[START OF Data supplied]
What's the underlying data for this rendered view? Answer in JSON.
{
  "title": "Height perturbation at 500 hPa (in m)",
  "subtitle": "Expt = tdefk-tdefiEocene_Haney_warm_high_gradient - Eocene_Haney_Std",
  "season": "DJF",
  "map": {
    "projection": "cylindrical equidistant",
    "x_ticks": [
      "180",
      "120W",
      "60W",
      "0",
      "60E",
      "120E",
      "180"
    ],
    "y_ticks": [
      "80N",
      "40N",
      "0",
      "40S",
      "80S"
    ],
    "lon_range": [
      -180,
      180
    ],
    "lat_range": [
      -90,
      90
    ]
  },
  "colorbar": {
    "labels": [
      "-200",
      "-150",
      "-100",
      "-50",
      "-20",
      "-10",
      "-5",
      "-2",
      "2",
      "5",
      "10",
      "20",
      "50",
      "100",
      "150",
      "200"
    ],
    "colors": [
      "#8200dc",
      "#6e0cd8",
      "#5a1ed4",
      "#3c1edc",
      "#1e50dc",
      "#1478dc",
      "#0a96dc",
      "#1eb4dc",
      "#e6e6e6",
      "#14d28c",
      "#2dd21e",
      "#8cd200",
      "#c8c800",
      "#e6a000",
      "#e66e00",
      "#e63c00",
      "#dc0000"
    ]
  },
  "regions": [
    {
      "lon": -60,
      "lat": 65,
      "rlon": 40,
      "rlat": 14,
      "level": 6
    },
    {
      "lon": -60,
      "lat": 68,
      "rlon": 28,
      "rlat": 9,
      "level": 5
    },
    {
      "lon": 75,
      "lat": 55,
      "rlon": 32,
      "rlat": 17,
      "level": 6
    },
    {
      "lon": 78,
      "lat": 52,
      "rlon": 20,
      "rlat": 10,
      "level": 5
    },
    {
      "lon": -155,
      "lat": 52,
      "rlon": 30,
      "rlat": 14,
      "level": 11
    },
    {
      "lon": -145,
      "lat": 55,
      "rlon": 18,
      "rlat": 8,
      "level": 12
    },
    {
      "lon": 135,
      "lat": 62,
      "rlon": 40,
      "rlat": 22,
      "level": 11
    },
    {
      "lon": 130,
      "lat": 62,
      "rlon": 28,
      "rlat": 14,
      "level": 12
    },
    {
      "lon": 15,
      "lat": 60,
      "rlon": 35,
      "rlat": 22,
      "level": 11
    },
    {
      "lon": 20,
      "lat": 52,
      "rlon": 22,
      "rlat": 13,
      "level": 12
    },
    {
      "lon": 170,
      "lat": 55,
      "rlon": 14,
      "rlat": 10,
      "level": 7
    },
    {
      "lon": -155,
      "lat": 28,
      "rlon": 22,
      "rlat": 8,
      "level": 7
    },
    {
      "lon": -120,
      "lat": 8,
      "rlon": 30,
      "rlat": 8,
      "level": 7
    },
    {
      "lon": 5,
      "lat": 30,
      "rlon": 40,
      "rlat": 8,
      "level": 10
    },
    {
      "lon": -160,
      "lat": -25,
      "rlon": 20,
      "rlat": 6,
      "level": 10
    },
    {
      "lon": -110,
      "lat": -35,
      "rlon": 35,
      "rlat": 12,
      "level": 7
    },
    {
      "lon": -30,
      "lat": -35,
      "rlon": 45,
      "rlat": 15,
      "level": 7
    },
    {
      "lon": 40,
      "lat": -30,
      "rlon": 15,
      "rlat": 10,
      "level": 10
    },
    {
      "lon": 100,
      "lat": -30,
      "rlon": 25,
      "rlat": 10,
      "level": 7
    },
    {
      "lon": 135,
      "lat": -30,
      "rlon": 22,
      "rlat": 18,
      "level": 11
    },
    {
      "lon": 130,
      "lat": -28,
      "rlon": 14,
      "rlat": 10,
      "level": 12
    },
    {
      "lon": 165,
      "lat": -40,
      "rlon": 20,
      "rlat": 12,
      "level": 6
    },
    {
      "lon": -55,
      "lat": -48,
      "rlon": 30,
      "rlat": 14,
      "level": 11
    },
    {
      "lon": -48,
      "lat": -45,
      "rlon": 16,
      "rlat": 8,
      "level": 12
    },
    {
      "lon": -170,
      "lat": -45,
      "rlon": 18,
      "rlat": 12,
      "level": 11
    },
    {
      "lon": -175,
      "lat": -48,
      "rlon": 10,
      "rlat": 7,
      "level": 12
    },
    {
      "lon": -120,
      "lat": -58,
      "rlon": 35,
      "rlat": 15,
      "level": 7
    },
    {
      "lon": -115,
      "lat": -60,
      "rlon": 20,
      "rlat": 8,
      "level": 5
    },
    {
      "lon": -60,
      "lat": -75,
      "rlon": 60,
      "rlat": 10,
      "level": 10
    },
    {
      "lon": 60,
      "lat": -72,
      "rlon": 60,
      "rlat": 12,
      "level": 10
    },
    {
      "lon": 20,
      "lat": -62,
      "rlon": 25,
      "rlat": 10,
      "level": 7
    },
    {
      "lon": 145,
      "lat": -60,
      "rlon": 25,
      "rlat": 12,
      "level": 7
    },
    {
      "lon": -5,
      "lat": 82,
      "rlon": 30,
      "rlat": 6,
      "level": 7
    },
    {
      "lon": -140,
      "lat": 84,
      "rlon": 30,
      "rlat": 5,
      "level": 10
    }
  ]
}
[END OF Data supplied]
Prompt →
Retype every record above exactly as written.

Response to the exercise →
What's the underlying data for this rendered view? Answer in JSON.
{
  "title": "Height perturbation at 500 hPa (in m)",
  "subtitle": "Expt = tdefk-tdefiEocene_Haney_warm_high_gradient - Eocene_Haney_Std",
  "season": "DJF",
  "map": {
    "projection": "cylindrical equidistant",
    "x_ticks": [
      "180",
      "120W",
      "60W",
      "0",
      "60E",
      "120E",
      "180"
    ],
    "y_ticks": [
      "80N",
      "40N",
      "0",
      "40S",
      "80S"
    ],
    "lon_range": [
      -180,
      180
    ],
    "lat_range": [
      -90,
      90
    ]
  },
  "colorbar": {
    "labels": [
      "-200",
      "-150",
      "-100",
      "-50",
      "-20",
      "-10",
      "-5",
      "-2",
      "2",
      "5",
      "10",
      "20",
      "50",
      "100",
      "150",
      "200"
    ],
    "colors": [
      "#8200dc",
      "#6e0cd8",
      "#5a1ed4",
      "#3c1edc",
      "#1e50dc",
      "#1478dc",
      "#0a96dc",
      "#1eb4dc",
      "#e6e6e6",
      "#14d28c",
      "#2dd21e",
      "#8cd200",
      "#c8c800",
      "#e6a000",
      "#e66e00",
      "#e63c00",
      "#dc0000"
    ]
  },
  "regions": [
    {
      "lon": -60,
      "lat": 65,
      "rlon": 40,
      "rlat": 14,
      "level": 6
    },
    {
      "lon": -60,
      "lat": 68,
      "rlon": 28,
      "rlat": 9,
      "level": 5
    },
    {
      "lon": 75,
      "lat": 55,
      "rlon": 32,
      "rlat": 17,
      "level": 6
    },
    {
      "lon": 78,
      "lat": 52,
      "rlon": 20,
      "rlat": 10,
      "level": 5
    },
    {
      "lon": -155,
      "lat": 52,
      "rlon": 30,
      "rlat": 14,
      "level": 11
    },
    {
      "lon": -145,
      "lat": 55,
      "rlon": 18,
      "rlat": 8,
      "level": 12
    },
    {
      "lon": 135,
      "lat": 62,
      "rlon": 40,
      "rlat": 22,
      "level": 11
    },
    {
      "lon": 130,
      "lat": 62,
      "rlon": 28,
      "rlat": 14,
      "level": 12
    },
    {
      "lon": 15,
      "lat": 60,
      "rlon": 35,
      "rlat": 22,
      "level": 11
    },
    {
      "lon": 20,
      "lat": 52,
      "rlon": 22,
      "rlat": 13,
      "level": 12
    },
    {
      "lon": 170,
      "lat": 55,
      "rlon": 14,
      "rlat": 10,
      "level": 7
    },
    {
      "lon": -155,
      "lat": 28,
      "rlon": 22,
      "rlat": 8,
      "level": 7
    },
    {
      "lon": -120,
      "lat": 8,
      "rlon": 30,
      "rlat": 8,
      "level": 7
    },
    {
      "lon": 5,
      "lat": 30,
      "rlon": 40,
      "rlat": 8,
      "level": 10
    },
    {
      "lon": -160,
      "lat": -25,
      "rlon": 20,
      "rlat": 6,
      "level": 10
    },
    {
      "lon": -110,
      "lat": -35,
      "rlon": 35,
      "rlat": 12,
      "level": 7
    },
    {
      "lon": -30,
      "lat": -35,
      "rlon": 45,
      "rlat": 15,
      "level": 7
    },
    {
      "lon": 40,
      "lat": -30,
      "rlon": 15,
      "rlat": 10,
      "level": 10
    },
    {
      "lon": 100,
      "lat": -30,
      "rlon": 25,
      "rlat": 10,
      "level": 7
    },
    {
      "lon": 135,
      "lat": -30,
      "rlon": 22,
      "rlat": 18,
      "level": 11
    },
    {
      "lon": 130,
      "lat": -28,
      "rlon": 14,
      "rlat": 10,
      "level": 12
    },
    {
      "lon": 165,
      "lat": -40,
      "rlon": 20,
      "rlat": 12,
      "level": 6
    },
    {
      "lon": -55,
      "lat": -48,
      "rlon": 30,
      "rlat": 14,
      "level": 11
    },
    {
      "lon": -48,
      "lat": -45,
      "rlon": 16,
      "rlat": 8,
      "level": 12
    },
    {
      "lon": -170,
      "lat": -45,
      "rlon": 18,
      "rlat": 12,
      "level": 11
    },
    {
      "lon": -175,
      "lat": -48,
      "rlon": 10,
      "rlat": 7,
      "level": 12
    },
    {
      "lon": -120,
      "lat": -58,
      "rlon": 35,
      "rlat": 15,
      "level": 7
    },
    {
      "lon": -115,
      "lat": -60,
      "rlon": 20,
      "rlat": 8,
      "level": 5
    },
    {
      "lon": -60,
      "lat": -75,
      "rlon": 60,
      "rlat": 10,
      "level": 10
    },
    {
      "lon": 60,
      "lat": -72,
      "rlon": 60,
      "rlat": 12,
      "level": 10
    },
    {
      "lon": 20,
      "lat": -62,
      "rlon": 25,
      "rlat": 10,
      "level": 7
    },
    {
      "lon": 145,
      "lat": -60,
      "rlon": 25,
      "rlat": 12,
      "level": 7
    },
    {
      "lon": -5,
      "lat": 82,
      "rlon": 30,
      "rlat": 6,
      "level": 7
    },
    {
      "lon": -140,
      "lat": 84,
      "rlon": 30,
      "rlat": 5,
      "level": 10
    }
  ]
}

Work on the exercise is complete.